═════ RAW RECORDS ═════

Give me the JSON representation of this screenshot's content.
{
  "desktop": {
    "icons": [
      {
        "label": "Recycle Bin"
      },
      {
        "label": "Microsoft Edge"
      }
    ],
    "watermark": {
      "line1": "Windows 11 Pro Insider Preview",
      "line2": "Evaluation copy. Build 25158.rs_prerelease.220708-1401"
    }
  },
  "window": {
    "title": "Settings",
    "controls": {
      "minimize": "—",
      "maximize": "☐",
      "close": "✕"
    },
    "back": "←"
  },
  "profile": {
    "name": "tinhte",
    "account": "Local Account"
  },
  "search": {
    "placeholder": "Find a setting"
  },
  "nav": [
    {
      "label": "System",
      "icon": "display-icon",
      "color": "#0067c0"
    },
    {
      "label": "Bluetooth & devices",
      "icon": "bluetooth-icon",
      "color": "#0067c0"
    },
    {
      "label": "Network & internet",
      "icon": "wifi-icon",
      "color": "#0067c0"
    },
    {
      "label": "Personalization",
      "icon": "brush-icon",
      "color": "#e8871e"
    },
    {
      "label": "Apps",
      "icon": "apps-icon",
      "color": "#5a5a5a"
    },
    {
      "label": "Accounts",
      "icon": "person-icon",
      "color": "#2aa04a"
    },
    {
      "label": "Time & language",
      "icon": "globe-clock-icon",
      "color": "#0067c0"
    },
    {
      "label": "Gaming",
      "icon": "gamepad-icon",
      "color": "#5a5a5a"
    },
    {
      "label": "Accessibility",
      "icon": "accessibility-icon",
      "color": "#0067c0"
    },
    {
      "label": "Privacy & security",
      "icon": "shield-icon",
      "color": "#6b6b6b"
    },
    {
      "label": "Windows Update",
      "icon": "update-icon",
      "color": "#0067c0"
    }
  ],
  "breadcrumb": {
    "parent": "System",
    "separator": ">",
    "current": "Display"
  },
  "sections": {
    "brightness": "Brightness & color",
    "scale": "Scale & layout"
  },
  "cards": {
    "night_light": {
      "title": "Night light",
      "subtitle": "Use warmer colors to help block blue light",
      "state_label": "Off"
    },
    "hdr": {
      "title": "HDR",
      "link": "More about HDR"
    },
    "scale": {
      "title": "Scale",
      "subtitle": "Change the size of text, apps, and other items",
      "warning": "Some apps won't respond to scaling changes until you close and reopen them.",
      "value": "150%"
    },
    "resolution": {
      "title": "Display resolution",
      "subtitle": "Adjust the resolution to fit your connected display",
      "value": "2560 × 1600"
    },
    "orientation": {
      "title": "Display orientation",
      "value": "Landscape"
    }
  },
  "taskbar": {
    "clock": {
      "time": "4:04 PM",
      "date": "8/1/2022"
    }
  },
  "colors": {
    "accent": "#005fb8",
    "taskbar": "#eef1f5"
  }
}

═════

### INSTRUCTION
Filter the entries down to the lines containing "subtitle". Copy each of those lines.

### SOLUTION TO THE PROBLEM
      "subtitle": "Use warmer colors to help block blue light",
      "subtitle": "Change the size of text, apps, and other items",
      "subtitle": "Adjust the resolution to fit your connected display",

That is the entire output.